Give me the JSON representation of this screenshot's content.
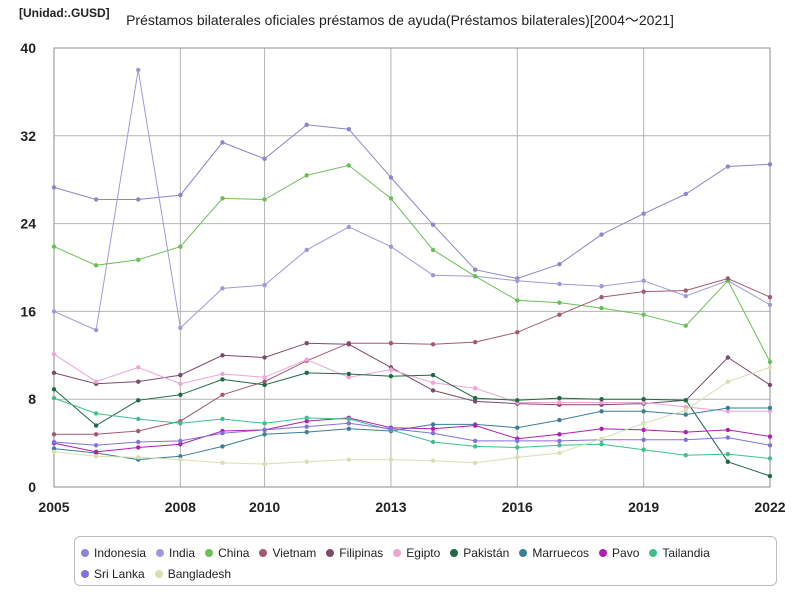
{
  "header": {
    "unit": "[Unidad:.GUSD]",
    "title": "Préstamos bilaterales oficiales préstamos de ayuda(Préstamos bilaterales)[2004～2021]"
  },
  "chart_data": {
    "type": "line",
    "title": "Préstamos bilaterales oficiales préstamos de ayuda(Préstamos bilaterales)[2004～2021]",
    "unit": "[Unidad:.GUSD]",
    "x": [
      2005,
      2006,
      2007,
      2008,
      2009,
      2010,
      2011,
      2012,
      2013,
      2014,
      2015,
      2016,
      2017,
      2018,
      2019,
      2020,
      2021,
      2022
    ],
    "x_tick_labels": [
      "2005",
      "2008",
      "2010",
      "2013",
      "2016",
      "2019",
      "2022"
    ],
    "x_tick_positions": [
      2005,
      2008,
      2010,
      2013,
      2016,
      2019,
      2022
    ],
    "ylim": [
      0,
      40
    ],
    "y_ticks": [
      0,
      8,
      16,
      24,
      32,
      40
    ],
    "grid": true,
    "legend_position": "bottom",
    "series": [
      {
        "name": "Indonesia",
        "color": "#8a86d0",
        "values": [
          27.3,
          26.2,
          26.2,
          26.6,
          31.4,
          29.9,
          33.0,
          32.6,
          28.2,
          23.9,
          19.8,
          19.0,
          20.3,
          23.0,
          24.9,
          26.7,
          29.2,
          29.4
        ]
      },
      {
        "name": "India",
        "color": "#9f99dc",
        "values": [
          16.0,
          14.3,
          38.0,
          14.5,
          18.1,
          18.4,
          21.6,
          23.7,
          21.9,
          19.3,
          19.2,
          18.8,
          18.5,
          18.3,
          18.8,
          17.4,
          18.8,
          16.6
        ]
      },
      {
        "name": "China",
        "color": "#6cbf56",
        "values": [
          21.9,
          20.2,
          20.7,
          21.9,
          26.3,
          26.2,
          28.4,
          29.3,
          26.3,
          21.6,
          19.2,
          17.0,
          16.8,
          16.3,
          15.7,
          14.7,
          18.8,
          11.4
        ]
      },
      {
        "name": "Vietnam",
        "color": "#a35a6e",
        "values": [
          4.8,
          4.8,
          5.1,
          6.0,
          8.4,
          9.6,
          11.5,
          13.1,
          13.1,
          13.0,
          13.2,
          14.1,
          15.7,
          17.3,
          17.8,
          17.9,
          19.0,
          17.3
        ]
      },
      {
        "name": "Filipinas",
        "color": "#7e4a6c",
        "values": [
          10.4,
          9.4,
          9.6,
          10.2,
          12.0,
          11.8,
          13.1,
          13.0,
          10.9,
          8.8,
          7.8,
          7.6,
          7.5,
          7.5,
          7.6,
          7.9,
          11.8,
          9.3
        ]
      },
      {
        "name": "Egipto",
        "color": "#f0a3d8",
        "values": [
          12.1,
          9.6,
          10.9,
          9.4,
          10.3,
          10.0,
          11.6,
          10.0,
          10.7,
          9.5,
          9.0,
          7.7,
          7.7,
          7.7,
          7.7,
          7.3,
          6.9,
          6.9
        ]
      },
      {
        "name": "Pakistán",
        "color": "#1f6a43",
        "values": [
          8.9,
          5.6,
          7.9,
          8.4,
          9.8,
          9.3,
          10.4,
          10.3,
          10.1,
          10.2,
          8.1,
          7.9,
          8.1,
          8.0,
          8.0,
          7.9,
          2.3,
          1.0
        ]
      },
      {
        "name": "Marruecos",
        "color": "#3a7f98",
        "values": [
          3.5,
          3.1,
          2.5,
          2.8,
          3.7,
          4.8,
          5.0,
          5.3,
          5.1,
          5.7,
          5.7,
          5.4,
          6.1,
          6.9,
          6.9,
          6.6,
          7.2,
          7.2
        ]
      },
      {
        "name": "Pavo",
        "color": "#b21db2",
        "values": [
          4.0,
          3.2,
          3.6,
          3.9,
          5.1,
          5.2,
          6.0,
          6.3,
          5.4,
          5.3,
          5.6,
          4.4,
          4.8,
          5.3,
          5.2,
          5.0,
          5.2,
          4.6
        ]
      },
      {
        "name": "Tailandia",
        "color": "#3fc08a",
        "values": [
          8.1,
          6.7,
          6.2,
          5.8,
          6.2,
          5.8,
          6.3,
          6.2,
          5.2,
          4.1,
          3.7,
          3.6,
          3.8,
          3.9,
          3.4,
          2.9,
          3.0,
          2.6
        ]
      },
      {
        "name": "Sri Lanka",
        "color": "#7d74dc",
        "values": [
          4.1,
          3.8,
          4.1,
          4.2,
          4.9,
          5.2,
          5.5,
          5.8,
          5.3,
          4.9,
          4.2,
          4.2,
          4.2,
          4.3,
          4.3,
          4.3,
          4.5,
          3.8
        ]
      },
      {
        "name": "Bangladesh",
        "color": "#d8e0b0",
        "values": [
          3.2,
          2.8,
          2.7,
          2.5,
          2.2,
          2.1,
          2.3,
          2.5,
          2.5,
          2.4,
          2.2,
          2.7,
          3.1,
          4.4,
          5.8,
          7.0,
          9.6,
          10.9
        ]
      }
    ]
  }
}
□ □ □ □ □
Repeat every record above exactly, but leave out any pictures.

Give me the JSON representation of this screenshot's content.
{
  "header": {
    "unit": "[Unidad:.GUSD]",
    "title": "Préstamos bilaterales oficiales préstamos de ayuda(Préstamos bilaterales)[2004～2021]"
  },
  "chart_data": {
    "type": "line",
    "title": "Préstamos bilaterales oficiales préstamos de ayuda(Préstamos bilaterales)[2004～2021]",
    "unit": "[Unidad:.GUSD]",
    "x": [
      2005,
      2006,
      2007,
      2008,
      2009,
      2010,
      2011,
      2012,
      2013,
      2014,
      2015,
      2016,
      2017,
      2018,
      2019,
      2020,
      2021,
      2022
    ],
    "x_tick_labels": [
      "2005",
      "2008",
      "2010",
      "2013",
      "2016",
      "2019",
      "2022"
    ],
    "x_tick_positions": [
      2005,
      2008,
      2010,
      2013,
      2016,
      2019,
      2022
    ],
    "ylim": [
      0,
      40
    ],
    "y_ticks": [
      0,
      8,
      16,
      24,
      32,
      40
    ],
    "grid": true,
    "legend_position": "bottom",
    "series": [
      {
        "name": "Indonesia",
        "color": "#8a86d0",
        "values": [
          27.3,
          26.2,
          26.2,
          26.6,
          31.4,
          29.9,
          33.0,
          32.6,
          28.2,
          23.9,
          19.8,
          19.0,
          20.3,
          23.0,
          24.9,
          26.7,
          29.2,
          29.4
        ]
      },
      {
        "name": "India",
        "color": "#9f99dc",
        "values": [
          16.0,
          14.3,
          38.0,
          14.5,
          18.1,
          18.4,
          21.6,
          23.7,
          21.9,
          19.3,
          19.2,
          18.8,
          18.5,
          18.3,
          18.8,
          17.4,
          18.8,
          16.6
        ]
      },
      {
        "name": "China",
        "color": "#6cbf56",
        "values": [
          21.9,
          20.2,
          20.7,
          21.9,
          26.3,
          26.2,
          28.4,
          29.3,
          26.3,
          21.6,
          19.2,
          17.0,
          16.8,
          16.3,
          15.7,
          14.7,
          18.8,
          11.4
        ]
      },
      {
        "name": "Vietnam",
        "color": "#a35a6e",
        "values": [
          4.8,
          4.8,
          5.1,
          6.0,
          8.4,
          9.6,
          11.5,
          13.1,
          13.1,
          13.0,
          13.2,
          14.1,
          15.7,
          17.3,
          17.8,
          17.9,
          19.0,
          17.3
        ]
      },
      {
        "name": "Filipinas",
        "color": "#7e4a6c",
        "values": [
          10.4,
          9.4,
          9.6,
          10.2,
          12.0,
          11.8,
          13.1,
          13.0,
          10.9,
          8.8,
          7.8,
          7.6,
          7.5,
          7.5,
          7.6,
          7.9,
          11.8,
          9.3
        ]
      },
      {
        "name": "Egipto",
        "color": "#f0a3d8",
        "values": [
          12.1,
          9.6,
          10.9,
          9.4,
          10.3,
          10.0,
          11.6,
          10.0,
          10.7,
          9.5,
          9.0,
          7.7,
          7.7,
          7.7,
          7.7,
          7.3,
          6.9,
          6.9
        ]
      },
      {
        "name": "Pakistán",
        "color": "#1f6a43",
        "values": [
          8.9,
          5.6,
          7.9,
          8.4,
          9.8,
          9.3,
          10.4,
          10.3,
          10.1,
          10.2,
          8.1,
          7.9,
          8.1,
          8.0,
          8.0,
          7.9,
          2.3,
          1.0
        ]
      },
      {
        "name": "Marruecos",
        "color": "#3a7f98",
        "values": [
          3.5,
          3.1,
          2.5,
          2.8,
          3.7,
          4.8,
          5.0,
          5.3,
          5.1,
          5.7,
          5.7,
          5.4,
          6.1,
          6.9,
          6.9,
          6.6,
          7.2,
          7.2
        ]
      },
      {
        "name": "Pavo",
        "color": "#b21db2",
        "values": [
          4.0,
          3.2,
          3.6,
          3.9,
          5.1,
          5.2,
          6.0,
          6.3,
          5.4,
          5.3,
          5.6,
          4.4,
          4.8,
          5.3,
          5.2,
          5.0,
          5.2,
          4.6
        ]
      },
      {
        "name": "Tailandia",
        "color": "#3fc08a",
        "values": [
          8.1,
          6.7,
          6.2,
          5.8,
          6.2,
          5.8,
          6.3,
          6.2,
          5.2,
          4.1,
          3.7,
          3.6,
          3.8,
          3.9,
          3.4,
          2.9,
          3.0,
          2.6
        ]
      },
      {
        "name": "Sri Lanka",
        "color": "#7d74dc",
        "values": [
          4.1,
          3.8,
          4.1,
          4.2,
          4.9,
          5.2,
          5.5,
          5.8,
          5.3,
          4.9,
          4.2,
          4.2,
          4.2,
          4.3,
          4.3,
          4.3,
          4.5,
          3.8
        ]
      },
      {
        "name": "Bangladesh",
        "color": "#d8e0b0",
        "values": [
          3.2,
          2.8,
          2.7,
          2.5,
          2.2,
          2.1,
          2.3,
          2.5,
          2.5,
          2.4,
          2.2,
          2.7,
          3.1,
          4.4,
          5.8,
          7.0,
          9.6,
          10.9
        ]
      }
    ]
  }
}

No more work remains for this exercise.